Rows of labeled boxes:
## Begin

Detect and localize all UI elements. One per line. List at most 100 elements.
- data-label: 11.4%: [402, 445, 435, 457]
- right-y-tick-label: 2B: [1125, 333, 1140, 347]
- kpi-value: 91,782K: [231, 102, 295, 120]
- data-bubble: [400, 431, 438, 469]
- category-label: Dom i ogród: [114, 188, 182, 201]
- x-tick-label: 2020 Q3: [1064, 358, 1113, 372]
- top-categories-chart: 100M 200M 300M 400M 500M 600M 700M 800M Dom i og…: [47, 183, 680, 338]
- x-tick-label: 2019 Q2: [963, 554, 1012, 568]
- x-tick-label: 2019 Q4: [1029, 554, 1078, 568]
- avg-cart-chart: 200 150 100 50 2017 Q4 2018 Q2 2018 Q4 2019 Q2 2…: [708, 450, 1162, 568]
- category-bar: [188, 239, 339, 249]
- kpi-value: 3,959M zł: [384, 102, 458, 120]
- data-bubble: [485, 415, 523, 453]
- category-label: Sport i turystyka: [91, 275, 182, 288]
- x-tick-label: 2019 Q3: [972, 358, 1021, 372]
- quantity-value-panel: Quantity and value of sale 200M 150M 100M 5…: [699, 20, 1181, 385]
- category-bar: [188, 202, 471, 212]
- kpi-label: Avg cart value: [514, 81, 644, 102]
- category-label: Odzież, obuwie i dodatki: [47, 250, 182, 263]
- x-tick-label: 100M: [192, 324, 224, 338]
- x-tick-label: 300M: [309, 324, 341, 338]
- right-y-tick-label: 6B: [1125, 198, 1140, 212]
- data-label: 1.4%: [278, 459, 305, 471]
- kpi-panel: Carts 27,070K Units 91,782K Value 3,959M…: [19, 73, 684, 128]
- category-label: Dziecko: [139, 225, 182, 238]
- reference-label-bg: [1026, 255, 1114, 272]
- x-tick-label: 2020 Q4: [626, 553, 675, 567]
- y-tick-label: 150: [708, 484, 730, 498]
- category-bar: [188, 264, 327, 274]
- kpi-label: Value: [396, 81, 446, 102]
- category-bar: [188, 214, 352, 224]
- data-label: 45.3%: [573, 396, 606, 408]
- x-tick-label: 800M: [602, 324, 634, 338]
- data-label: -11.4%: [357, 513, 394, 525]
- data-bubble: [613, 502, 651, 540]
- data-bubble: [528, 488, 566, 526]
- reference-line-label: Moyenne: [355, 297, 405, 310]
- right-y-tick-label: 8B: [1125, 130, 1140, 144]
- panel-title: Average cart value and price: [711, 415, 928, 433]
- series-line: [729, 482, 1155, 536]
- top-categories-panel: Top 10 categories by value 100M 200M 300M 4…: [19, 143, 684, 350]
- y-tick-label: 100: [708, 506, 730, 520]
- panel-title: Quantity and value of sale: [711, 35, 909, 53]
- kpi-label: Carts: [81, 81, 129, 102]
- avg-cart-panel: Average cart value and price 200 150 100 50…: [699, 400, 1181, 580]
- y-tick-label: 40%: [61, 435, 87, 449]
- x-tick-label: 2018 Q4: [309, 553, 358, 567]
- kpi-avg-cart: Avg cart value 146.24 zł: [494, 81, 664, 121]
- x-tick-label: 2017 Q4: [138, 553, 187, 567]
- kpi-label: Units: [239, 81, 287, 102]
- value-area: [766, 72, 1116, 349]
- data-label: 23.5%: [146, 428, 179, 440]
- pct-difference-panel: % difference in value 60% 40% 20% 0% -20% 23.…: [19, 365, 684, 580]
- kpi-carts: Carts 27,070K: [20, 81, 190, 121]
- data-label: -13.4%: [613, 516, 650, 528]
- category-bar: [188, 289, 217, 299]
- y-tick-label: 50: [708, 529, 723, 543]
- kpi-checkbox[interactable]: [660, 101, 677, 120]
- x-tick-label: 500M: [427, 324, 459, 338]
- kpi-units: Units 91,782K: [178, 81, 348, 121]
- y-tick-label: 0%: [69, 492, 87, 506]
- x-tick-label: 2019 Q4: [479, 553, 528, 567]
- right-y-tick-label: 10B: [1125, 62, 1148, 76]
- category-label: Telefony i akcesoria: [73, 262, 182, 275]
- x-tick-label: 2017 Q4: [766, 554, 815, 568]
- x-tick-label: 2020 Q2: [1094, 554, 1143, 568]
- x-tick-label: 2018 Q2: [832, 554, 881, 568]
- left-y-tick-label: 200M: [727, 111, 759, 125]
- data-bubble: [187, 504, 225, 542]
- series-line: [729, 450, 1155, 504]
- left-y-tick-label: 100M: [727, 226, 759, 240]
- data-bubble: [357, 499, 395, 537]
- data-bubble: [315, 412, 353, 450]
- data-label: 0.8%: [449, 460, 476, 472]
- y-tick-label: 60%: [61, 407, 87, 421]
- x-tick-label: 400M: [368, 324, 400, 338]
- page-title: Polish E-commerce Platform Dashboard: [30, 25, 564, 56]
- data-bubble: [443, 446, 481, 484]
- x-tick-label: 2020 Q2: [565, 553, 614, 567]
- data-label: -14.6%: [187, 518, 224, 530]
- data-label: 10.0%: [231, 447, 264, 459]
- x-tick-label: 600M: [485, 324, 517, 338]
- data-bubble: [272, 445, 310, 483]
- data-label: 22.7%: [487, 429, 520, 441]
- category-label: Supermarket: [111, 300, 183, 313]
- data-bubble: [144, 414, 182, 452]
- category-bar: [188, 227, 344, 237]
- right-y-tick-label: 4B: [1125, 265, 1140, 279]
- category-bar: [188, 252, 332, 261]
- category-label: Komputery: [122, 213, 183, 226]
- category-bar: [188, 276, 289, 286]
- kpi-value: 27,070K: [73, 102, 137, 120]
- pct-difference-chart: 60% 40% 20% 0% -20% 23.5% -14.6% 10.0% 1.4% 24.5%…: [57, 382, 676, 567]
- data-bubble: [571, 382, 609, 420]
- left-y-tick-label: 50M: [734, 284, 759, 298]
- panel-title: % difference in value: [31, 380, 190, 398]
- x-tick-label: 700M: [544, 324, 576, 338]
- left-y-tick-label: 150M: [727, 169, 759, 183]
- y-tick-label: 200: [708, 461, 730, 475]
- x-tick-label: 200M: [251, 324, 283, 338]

## End

* _Given task_
Copy out, word for word, the stretch of rows from the start through the line containing "- x-tick-label: 2019 Q2: [963, 554, 1012, 568]".

* _Final result_
Detect and localize all UI elements. One per line. List at most 100 elements.
- data-label: 11.4%: [402, 445, 435, 457]
- right-y-tick-label: 2B: [1125, 333, 1140, 347]
- kpi-value: 91,782K: [231, 102, 295, 120]
- data-bubble: [400, 431, 438, 469]
- category-label: Dom i ogród: [114, 188, 182, 201]
- x-tick-label: 2020 Q3: [1064, 358, 1113, 372]
- top-categories-chart: 100M 200M 300M 400M 500M 600M 700M 800M Dom i og…: [47, 183, 680, 338]
- x-tick-label: 2019 Q2: [963, 554, 1012, 568]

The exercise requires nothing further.